**INSTRUCTION:**
Retype the material that follows, keeping every word as it is.

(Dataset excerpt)

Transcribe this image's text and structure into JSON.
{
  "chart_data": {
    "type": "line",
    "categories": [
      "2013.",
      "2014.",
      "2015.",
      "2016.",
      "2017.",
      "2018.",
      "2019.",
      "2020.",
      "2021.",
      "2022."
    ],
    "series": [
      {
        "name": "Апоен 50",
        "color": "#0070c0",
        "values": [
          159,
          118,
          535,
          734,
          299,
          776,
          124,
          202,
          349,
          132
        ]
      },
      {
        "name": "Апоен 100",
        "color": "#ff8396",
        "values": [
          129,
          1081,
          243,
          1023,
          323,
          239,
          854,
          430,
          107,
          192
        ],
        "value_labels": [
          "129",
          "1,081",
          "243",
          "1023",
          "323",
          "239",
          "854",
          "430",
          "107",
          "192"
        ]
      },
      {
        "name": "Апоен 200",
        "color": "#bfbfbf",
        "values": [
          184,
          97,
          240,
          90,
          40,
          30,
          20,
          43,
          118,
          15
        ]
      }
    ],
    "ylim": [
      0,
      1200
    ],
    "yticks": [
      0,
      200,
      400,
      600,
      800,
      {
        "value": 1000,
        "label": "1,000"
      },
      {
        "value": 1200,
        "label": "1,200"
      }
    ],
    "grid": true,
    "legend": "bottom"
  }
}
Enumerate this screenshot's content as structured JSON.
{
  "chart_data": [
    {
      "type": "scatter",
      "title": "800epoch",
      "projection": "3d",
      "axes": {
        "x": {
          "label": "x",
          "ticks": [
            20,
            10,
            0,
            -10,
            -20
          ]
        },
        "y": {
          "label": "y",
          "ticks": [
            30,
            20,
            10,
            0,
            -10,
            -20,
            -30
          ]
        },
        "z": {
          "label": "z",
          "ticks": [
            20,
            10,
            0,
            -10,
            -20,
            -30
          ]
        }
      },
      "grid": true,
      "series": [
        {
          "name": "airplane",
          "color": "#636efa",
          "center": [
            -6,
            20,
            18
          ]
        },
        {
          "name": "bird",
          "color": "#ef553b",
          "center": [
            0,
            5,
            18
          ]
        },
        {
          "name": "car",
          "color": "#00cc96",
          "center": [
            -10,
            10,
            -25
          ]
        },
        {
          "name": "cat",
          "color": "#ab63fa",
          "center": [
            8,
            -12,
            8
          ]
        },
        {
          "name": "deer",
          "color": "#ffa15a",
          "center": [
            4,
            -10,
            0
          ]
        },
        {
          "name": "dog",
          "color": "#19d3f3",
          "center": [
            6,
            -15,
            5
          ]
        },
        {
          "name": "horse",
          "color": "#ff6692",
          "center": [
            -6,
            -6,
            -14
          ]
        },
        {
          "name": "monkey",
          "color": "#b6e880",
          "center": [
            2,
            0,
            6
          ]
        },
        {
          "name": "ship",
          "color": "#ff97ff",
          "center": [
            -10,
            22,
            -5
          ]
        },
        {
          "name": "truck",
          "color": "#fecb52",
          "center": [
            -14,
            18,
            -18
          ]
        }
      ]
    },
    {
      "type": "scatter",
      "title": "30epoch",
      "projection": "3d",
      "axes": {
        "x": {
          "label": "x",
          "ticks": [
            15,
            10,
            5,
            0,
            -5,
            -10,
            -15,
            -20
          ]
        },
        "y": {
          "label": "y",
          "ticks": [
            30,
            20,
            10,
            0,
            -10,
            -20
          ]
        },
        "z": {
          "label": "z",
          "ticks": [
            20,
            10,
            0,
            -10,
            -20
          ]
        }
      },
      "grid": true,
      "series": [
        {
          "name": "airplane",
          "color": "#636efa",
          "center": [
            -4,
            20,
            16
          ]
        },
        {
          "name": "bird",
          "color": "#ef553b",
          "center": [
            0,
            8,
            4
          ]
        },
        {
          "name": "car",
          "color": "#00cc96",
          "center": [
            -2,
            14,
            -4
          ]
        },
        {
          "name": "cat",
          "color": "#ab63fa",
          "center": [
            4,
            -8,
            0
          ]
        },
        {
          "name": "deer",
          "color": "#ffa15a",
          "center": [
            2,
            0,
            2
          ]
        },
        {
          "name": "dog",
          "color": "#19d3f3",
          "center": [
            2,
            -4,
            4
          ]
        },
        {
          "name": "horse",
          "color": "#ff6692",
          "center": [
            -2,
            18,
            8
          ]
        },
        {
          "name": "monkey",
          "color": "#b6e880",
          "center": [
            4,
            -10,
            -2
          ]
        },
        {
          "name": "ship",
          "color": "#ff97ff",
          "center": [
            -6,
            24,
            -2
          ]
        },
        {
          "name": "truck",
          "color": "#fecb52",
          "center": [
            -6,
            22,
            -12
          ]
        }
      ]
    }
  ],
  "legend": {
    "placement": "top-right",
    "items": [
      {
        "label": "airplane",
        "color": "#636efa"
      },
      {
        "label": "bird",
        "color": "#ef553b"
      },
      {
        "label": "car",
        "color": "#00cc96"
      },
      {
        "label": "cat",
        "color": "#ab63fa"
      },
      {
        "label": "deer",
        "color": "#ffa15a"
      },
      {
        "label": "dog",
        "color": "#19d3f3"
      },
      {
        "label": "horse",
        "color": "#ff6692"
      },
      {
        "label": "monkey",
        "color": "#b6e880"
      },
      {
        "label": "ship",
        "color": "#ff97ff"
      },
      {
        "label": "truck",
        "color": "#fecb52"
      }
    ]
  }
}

**SOLUTION TO THE PROBLEM:**
Transcribe this image's text and structure into JSON.
{
  "chart_data": {
    "type": "line",
    "categories": [
      "2013.",
      "2014.",
      "2015.",
      "2016.",
      "2017.",
      "2018.",
      "2019.",
      "2020.",
      "2021.",
      "2022."
    ],
    "series": [
      {
        "name": "Апоен 50",
        "color": "#0070c0",
        "values": [
          159,
          118,
          535,
          734,
          299,
          776,
          124,
          202,
          349,
          132
        ]
      },
      {
        "name": "Апоен 100",
        "color": "#ff8396",
        "values": [
          129,
          1081,
          243,
          1023,
          323,
          239,
          854,
          430,
          107,
          192
        ],
        "value_labels": [
          "129",
          "1,081",
          "243",
          "1023",
          "323",
          "239",
          "854",
          "430",
          "107",
          "192"
        ]
      },
      {
        "name": "Апоен 200",
        "color": "#bfbfbf",
        "values": [
          184,
          97,
          240,
          90,
          40,
          30,
          20,
          43,
          118,
          15
        ]
      }
    ],
    "ylim": [
      0,
      1200
    ],
    "yticks": [
      0,
      200,
      400,
      600,
      800,
      {
        "value": 1000,
        "label": "1,000"
      },
      {
        "value": 1200,
        "label": "1,200"
      }
    ],
    "grid": true,
    "legend": "bottom"
  }
}
Enumerate this screenshot's content as structured JSON.
{
  "chart_data": [
    {
      "type": "scatter",
      "title": "800epoch",
      "projection": "3d",
      "axes": {
        "x": {
          "label": "x",
          "ticks": [
            20,
            10,
            0,
            -10,
            -20
          ]
        },
        "y": {
          "label": "y",
          "ticks": [
            30,
            20,
            10,
            0,
            -10,
            -20,
            -30
          ]
        },
        "z": {
          "label": "z",
          "ticks": [
            20,
            10,
            0,
            -10,
            -20,
            -30
          ]
        }
      },
      "grid": true,
      "series": [
        {
          "name": "airplane",
          "color": "#636efa",
          "center": [
            -6,
            20,
            18
          ]
        },
        {
          "name": "bird",
          "color": "#ef553b",
          "center": [
            0,
            5,
            18
          ]
        },
        {
          "name": "car",
          "color": "#00cc96",
          "center": [
            -10,
            10,
            -25
          ]
        },
        {
          "name": "cat",
          "color": "#ab63fa",
          "center": [
            8,
            -12,
            8
          ]
        },
        {
          "name": "deer",
          "color": "#ffa15a",
          "center": [
            4,
            -10,
            0
          ]
        },
        {
          "name": "dog",
          "color": "#19d3f3",
          "center": [
            6,
            -15,
            5
          ]
        },
        {
          "name": "horse",
          "color": "#ff6692",
          "center": [
            -6,
            -6,
            -14
          ]
        },
        {
          "name": "monkey",
          "color": "#b6e880",
          "center": [
            2,
            0,
            6
          ]
        },
        {
          "name": "ship",
          "color": "#ff97ff",
          "center": [
            -10,
            22,
            -5
          ]
        },
        {
          "name": "truck",
          "color": "#fecb52",
          "center": [
            -14,
            18,
            -18
          ]
        }
      ]
    },
    {
      "type": "scatter",
      "title": "30epoch",
      "projection": "3d",
      "axes": {
        "x": {
          "label": "x",
          "ticks": [
            15,
            10,
            5,
            0,
            -5,
            -10,
            -15,
            -20
          ]
        },
        "y": {
          "label": "y",
          "ticks": [
            30,
            20,
            10,
            0,
            -10,
            -20
          ]
        },
        "z": {
          "label": "z",
          "ticks": [
            20,
            10,
            0,
            -10,
            -20
          ]
        }
      },
      "grid": true,
      "series": [
        {
          "name": "airplane",
          "color": "#636efa",
          "center": [
            -4,
            20,
            16
          ]
        },
        {
          "name": "bird",
          "color": "#ef553b",
          "center": [
            0,
            8,
            4
          ]
        },
        {
          "name": "car",
          "color": "#00cc96",
          "center": [
            -2,
            14,
            -4
          ]
        },
        {
          "name": "cat",
          "color": "#ab63fa",
          "center": [
            4,
            -8,
            0
          ]
        },
        {
          "name": "deer",
          "color": "#ffa15a",
          "center": [
            2,
            0,
            2
          ]
        },
        {
          "name": "dog",
          "color": "#19d3f3",
          "center": [
            2,
            -4,
            4
          ]
        },
        {
          "name": "horse",
          "color": "#ff6692",
          "center": [
            -2,
            18,
            8
          ]
        },
        {
          "name": "monkey",
          "color": "#b6e880",
          "center": [
            4,
            -10,
            -2
          ]
        },
        {
          "name": "ship",
          "color": "#ff97ff",
          "center": [
            -6,
            24,
            -2
          ]
        },
        {
          "name": "truck",
          "color": "#fecb52",
          "center": [
            -6,
            22,
            -12
          ]
        }
      ]
    }
  ],
  "legend": {
    "placement": "top-right",
    "items": [
      {
        "label": "airplane",
        "color": "#636efa"
      },
      {
        "label": "bird",
        "color": "#ef553b"
      },
      {
        "label": "car",
        "color": "#00cc96"
      },
      {
        "label": "cat",
        "color": "#ab63fa"
      },
      {
        "label": "deer",
        "color": "#ffa15a"
      },
      {
        "label": "dog",
        "color": "#19d3f3"
      },
      {
        "label": "horse",
        "color": "#ff6692"
      },
      {
        "label": "monkey",
        "color": "#b6e880"
      },
      {
        "label": "ship",
        "color": "#ff97ff"
      },
      {
        "label": "truck",
        "color": "#fecb52"
      }
    ]
  }
}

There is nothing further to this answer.